Excerpted text:
Showing posts with label GUI. Show all posts
Showing posts with label GUI. Show all posts

Monday, January 9, 2023

After the GUI

Some time ago (perhaps five or six years ago) I watched a demo of a new version of Microsoft's Visual Studio. The new version (at the time) had a new feature: the command search box. It allowed the user to search for a command in Visual Studio. Visual Studio, like any Windows program, used menus and icons to activate commands. The problem was that Visual Studio was complex and had a lot of commands -- so many commands that the menu structure to hold them all was enormous, and searching for a command was difficult. Many times, users failed to find the command.

The command search box solved that problem. Instead of searching through menus, one could type the name of the command and Visual Studio would execute it (or maybe tell you the path to the command).

I also remember, at the time, thinking that this was not a good idea. I had the distinct impression that the command search box showed that the GUI paradigm had failed, that it worked up to a point of complexity but not beyond that point.

In one sense, I was right. The GUI paradigm does fail after a certain level of complexity.

But in another sense, I was wrong. Microsoft was right to introduce the command search box.

Microsoft has added the command search box to the online versions of Word and Excel. These command boxes work well, once you get acquainted with them. And you must get acquainted with them; some commands are available only through the command search box, and not through the traditional GUI.

Looking back, I can see the benefit of changing the user interface, and changing it in such a way as to make a new type of user interface.

The first user interface for personal computers was the command line. In the days of PC-DOS and CP/M-86, users had to type commands to invoke actions. There were some systems (such as the UCSD p-System) that used full-screen text displays as their interface, but these were rare. Most systems required the user to learn the commands and type them.

Apple's Macintosh and Microsoft's Windows used a GUI (Graphical User Interface) which provided the possible commands on the screen. Users could click on an icon to open a file, another icon to save the file, and a third icon to print the file. The icons were visible, and more importantly, they were the same across all programs. Rarely used commands were listed in menus, and one could quickly look through the menu to find a command.

Recorded information:

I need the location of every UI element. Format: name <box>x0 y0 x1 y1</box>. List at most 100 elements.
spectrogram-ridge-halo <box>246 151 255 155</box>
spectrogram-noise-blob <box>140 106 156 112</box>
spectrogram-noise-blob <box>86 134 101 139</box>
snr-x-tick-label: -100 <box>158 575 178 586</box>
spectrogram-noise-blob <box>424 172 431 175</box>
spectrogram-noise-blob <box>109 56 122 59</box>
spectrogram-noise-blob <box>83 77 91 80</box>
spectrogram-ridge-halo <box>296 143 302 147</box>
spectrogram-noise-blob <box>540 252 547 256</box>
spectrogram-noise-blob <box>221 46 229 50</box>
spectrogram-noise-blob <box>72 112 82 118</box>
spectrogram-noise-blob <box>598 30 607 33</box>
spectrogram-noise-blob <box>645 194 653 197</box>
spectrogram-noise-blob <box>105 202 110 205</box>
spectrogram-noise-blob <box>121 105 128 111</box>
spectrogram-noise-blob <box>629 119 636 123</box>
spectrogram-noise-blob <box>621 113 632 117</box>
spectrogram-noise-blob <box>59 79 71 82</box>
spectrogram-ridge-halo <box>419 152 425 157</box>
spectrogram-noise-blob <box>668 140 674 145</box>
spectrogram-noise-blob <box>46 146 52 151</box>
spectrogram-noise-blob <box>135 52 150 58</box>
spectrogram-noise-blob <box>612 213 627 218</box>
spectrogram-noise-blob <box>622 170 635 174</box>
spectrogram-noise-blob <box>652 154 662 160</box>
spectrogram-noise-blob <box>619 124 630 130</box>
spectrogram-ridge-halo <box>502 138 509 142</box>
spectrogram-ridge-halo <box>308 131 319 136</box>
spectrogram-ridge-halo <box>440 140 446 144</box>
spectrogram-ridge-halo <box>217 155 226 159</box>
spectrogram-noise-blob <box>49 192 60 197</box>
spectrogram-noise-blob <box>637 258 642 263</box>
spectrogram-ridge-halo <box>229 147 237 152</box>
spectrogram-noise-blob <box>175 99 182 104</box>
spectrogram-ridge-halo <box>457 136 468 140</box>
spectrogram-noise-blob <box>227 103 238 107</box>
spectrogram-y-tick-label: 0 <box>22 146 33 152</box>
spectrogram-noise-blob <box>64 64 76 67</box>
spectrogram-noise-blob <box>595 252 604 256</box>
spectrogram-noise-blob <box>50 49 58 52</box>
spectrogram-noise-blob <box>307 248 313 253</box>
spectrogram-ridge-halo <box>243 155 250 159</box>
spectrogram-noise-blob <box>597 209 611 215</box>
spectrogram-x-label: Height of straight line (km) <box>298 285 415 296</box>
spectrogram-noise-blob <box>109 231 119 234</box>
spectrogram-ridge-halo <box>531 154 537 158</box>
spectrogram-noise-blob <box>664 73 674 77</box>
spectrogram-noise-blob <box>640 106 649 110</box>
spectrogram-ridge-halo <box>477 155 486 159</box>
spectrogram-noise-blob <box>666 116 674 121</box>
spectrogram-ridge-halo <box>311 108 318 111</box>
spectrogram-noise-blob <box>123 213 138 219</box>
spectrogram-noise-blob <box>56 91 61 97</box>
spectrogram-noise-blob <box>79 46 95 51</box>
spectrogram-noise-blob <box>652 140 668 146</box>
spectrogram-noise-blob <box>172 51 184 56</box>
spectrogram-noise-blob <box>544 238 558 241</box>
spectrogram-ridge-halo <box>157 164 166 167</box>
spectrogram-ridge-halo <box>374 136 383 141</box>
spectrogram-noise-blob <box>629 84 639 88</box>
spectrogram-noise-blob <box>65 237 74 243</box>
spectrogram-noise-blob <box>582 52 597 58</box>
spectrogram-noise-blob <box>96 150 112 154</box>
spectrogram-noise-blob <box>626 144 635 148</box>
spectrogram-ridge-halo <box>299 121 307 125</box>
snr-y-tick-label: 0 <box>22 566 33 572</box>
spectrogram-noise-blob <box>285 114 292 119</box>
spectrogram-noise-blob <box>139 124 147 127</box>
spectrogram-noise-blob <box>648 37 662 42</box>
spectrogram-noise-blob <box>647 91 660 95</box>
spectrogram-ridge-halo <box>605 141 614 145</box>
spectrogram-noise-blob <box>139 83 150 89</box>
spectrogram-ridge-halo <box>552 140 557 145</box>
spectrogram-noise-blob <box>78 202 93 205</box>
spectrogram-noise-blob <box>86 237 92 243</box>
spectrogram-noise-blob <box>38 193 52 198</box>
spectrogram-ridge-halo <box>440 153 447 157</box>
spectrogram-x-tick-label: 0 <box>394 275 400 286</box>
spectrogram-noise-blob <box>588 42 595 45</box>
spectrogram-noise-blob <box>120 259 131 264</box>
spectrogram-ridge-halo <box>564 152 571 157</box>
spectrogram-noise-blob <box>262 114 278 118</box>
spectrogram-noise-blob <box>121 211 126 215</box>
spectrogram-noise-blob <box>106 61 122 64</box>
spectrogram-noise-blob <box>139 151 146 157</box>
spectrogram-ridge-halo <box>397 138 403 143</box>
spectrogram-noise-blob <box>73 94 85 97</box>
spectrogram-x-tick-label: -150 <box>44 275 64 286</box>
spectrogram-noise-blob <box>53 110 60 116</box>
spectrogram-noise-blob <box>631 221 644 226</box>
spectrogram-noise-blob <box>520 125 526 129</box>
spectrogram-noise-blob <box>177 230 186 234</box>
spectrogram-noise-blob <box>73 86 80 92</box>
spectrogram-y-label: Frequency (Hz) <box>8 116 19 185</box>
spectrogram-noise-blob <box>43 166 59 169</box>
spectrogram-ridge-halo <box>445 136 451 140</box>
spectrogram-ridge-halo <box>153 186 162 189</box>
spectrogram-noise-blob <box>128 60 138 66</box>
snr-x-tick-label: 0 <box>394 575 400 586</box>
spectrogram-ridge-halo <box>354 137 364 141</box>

What this exercise asks:
a) According to the blog post about the GUI, why did users of Visual Studio often have trouble finding a command? Answer in one to three sentences.
b) Name every Microsoft product that the blog post about the GUI mentions.
c) Carry on the blog post about the GUI, starting after its last sentence.
The material comes from a different source than the blog post.

Answers for the tasks:
a) Visual Studio was complex and had so many commands that the menu structure needed to hold them all was enormous. That made searching through the menus difficult, and users often failed to find the command they wanted.

b)
- Visual Studio
- Word (online version)
- Excel (online version)
- Windows

c)
Graphical User Interfaces with icons and buttons and menus worked, until they didn't. They were adequate for simple programs such as the early versions of Word and Excel, but they were difficult to use on complex programs that offered dozens (hundreds?) of commands.

The command search box addresses that problem. A program that uses the command search box, instead of displaying all possible commands in icons and buttons and menus, shows the commonly-used commands in the GUI and hides the less-used commands in the search box.

The search box is also rather intelligent. Enter a word or a phrase and the application shows a list of commands that are either what you want or close to it. It is, in a sense, a small search engine tuned to the commands for the application. As such, you don't have to remember the exact command.

This is a departure from the original concept of "show all possible actions". Some may consider it a refinement of the GUI; I think of it as a separate form of user interface.

I think that it is a separate form of interface because this concept could be applied to the traditional command line. (Command line interfaces are still around. Ask any user of Linux, or any admin of a server.) Today's command line interfaces are pretty much the same as the original ones from the 1970s, in that you must type the command from memory.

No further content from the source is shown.